Check each line of the material below, and copy it if it holds the string "Oslo".

-- begin Material --

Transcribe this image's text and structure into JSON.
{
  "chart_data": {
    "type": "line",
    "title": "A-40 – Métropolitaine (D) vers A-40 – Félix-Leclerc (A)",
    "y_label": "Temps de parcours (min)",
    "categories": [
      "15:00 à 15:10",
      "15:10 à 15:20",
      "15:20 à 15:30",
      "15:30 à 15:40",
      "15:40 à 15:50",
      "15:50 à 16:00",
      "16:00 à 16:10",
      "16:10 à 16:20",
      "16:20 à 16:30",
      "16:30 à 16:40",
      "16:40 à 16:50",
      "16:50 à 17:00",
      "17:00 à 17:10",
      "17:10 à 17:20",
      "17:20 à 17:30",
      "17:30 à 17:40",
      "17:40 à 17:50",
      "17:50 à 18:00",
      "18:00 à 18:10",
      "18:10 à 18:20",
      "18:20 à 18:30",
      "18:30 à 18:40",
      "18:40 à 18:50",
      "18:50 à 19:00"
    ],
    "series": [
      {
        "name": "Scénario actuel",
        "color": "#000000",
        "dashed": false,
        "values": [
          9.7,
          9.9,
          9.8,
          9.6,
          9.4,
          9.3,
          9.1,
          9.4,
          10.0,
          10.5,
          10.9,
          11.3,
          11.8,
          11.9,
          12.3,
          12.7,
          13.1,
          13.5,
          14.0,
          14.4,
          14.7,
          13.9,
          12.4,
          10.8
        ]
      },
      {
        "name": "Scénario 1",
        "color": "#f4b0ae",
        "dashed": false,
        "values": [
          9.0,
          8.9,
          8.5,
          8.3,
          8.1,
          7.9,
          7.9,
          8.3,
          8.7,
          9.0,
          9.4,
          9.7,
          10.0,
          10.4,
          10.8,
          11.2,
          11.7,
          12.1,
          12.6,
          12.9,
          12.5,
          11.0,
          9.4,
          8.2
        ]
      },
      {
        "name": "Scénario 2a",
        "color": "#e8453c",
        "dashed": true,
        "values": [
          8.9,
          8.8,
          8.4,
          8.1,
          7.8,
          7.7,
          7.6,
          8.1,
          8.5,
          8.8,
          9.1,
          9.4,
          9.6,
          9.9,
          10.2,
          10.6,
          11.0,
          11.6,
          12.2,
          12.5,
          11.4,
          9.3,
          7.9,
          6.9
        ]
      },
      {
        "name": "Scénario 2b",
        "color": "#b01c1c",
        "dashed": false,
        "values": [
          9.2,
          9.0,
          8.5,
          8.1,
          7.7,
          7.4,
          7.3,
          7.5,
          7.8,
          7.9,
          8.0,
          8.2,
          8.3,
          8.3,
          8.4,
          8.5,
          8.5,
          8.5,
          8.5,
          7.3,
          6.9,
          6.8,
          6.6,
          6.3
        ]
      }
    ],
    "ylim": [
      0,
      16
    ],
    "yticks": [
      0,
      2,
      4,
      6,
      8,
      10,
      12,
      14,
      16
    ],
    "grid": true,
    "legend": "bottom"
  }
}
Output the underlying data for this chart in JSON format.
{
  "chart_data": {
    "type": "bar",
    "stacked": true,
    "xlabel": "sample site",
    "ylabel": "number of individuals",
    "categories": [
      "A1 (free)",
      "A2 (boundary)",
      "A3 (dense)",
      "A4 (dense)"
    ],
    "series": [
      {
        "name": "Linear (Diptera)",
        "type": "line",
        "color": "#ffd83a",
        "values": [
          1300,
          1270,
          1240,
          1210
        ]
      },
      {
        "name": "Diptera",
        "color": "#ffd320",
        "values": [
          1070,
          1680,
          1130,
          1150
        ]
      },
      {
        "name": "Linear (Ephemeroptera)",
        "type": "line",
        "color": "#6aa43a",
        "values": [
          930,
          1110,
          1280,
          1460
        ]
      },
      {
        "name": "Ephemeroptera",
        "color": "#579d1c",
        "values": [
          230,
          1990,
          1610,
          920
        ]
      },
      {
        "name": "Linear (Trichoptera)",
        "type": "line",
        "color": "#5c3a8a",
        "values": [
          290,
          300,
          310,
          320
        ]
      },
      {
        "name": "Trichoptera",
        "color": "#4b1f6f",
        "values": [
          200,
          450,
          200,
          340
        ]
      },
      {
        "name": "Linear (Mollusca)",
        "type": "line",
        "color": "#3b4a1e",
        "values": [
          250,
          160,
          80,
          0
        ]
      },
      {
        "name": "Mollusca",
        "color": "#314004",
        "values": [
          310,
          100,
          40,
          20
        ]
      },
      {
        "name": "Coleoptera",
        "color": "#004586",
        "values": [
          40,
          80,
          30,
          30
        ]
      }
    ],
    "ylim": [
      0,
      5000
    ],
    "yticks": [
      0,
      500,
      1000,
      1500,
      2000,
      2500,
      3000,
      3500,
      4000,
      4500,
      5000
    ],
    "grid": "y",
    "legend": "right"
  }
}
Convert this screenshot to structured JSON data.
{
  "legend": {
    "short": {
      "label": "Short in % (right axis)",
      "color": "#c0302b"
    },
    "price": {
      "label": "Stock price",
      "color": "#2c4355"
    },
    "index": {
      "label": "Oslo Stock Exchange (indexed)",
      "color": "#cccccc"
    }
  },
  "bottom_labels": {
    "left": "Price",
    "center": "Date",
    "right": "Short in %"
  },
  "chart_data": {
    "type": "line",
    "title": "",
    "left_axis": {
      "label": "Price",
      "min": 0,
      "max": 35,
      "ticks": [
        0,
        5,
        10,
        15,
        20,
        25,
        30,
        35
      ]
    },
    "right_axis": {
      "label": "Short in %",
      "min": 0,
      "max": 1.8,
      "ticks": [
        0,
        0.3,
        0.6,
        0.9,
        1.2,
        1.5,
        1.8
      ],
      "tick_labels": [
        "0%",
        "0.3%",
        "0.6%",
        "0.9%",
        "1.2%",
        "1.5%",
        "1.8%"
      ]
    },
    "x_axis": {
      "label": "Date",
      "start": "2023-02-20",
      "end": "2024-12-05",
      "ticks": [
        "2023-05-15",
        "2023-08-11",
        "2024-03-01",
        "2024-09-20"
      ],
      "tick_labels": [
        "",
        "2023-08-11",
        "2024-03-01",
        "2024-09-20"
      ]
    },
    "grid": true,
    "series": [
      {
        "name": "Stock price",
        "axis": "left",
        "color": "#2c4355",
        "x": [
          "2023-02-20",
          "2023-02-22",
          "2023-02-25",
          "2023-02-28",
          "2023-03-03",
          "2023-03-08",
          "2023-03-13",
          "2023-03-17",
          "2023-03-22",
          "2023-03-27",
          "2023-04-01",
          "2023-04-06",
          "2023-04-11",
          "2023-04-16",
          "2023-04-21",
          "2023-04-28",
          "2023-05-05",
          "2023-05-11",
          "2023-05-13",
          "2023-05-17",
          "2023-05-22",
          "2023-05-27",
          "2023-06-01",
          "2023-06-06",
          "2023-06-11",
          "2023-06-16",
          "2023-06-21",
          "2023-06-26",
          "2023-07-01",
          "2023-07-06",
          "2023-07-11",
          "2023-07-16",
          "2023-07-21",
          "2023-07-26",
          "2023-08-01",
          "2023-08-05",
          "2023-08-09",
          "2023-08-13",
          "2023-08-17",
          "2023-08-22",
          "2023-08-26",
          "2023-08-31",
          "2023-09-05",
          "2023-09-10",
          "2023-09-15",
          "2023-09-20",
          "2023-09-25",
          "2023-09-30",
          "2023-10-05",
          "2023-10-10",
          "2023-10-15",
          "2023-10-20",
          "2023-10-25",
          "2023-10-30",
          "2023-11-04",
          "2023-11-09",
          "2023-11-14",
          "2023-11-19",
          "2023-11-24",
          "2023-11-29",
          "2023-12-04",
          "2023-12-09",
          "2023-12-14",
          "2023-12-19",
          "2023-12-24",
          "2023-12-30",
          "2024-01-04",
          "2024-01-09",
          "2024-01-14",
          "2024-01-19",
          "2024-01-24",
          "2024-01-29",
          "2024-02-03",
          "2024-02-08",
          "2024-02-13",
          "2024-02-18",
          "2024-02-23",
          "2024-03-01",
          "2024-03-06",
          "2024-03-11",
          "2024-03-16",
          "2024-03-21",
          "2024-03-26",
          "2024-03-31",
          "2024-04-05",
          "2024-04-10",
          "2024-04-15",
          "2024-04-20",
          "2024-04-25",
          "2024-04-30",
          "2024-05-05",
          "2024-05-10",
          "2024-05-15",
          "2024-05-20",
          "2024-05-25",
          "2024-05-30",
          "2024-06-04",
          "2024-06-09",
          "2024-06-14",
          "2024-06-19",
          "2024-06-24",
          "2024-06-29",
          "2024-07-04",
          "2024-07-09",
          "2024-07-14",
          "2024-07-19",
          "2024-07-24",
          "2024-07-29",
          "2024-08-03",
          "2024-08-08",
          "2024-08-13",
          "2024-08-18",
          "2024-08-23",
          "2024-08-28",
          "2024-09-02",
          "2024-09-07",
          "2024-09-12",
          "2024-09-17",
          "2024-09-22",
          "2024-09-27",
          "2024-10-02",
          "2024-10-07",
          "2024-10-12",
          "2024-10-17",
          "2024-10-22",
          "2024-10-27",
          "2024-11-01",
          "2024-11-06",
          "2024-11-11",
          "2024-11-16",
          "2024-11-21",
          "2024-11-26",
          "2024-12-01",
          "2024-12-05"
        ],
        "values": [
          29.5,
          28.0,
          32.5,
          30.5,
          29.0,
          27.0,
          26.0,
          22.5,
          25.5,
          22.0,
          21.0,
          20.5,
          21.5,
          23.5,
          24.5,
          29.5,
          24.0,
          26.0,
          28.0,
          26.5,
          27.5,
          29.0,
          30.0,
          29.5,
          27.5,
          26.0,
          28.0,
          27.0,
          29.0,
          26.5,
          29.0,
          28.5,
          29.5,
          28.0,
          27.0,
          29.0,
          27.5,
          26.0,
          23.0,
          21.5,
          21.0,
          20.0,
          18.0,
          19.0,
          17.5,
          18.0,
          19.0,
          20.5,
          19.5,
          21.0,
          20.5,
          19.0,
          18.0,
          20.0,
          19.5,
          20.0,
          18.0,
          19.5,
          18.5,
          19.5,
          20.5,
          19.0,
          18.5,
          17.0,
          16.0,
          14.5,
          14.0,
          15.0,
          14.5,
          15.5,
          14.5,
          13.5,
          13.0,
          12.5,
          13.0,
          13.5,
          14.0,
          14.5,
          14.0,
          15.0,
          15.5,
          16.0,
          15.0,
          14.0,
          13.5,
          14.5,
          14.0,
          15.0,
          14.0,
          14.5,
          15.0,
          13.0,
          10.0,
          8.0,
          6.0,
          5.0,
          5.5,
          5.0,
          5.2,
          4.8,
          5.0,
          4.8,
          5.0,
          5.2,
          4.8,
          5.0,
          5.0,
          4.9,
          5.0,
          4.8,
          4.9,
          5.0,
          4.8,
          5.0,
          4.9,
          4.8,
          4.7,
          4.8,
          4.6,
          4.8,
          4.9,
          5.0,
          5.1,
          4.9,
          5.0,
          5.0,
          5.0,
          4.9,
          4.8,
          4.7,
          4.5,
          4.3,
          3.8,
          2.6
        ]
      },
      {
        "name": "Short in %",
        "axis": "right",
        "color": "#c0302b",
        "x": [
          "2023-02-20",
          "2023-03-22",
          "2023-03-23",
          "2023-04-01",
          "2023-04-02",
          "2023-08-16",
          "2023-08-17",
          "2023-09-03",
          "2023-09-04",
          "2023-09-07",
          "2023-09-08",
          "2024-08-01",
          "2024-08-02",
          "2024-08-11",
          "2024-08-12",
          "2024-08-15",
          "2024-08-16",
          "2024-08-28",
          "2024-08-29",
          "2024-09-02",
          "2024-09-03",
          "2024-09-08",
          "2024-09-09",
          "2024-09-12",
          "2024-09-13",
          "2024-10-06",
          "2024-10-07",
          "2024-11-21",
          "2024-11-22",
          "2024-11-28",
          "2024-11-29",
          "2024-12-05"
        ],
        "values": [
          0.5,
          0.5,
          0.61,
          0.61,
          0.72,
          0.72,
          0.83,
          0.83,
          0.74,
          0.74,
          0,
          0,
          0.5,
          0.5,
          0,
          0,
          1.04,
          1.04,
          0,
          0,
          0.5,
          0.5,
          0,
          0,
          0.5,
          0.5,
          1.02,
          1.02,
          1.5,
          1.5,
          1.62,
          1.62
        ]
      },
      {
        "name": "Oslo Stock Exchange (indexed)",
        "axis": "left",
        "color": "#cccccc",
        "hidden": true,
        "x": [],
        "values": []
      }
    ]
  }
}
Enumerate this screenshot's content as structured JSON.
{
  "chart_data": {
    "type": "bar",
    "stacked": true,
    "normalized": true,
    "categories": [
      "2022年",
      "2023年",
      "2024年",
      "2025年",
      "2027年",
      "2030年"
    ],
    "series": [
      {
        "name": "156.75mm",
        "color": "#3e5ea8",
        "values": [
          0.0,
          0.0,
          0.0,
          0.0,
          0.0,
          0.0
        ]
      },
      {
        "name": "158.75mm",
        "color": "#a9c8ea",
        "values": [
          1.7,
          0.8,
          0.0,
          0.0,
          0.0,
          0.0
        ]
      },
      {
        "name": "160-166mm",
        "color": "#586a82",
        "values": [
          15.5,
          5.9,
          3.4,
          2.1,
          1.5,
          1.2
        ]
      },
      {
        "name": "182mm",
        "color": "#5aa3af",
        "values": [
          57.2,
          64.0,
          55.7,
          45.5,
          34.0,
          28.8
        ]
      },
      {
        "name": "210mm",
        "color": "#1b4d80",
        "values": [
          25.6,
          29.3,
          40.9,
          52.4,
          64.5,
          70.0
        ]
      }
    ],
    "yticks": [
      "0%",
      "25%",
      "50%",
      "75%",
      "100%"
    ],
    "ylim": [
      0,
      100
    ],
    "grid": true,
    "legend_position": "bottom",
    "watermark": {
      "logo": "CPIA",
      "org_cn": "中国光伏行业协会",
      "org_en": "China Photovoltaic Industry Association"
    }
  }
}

-- end Material --

Complete output -
      "label": "Oslo Stock Exchange (indexed)",
        "name": "Oslo Stock Exchange (indexed)",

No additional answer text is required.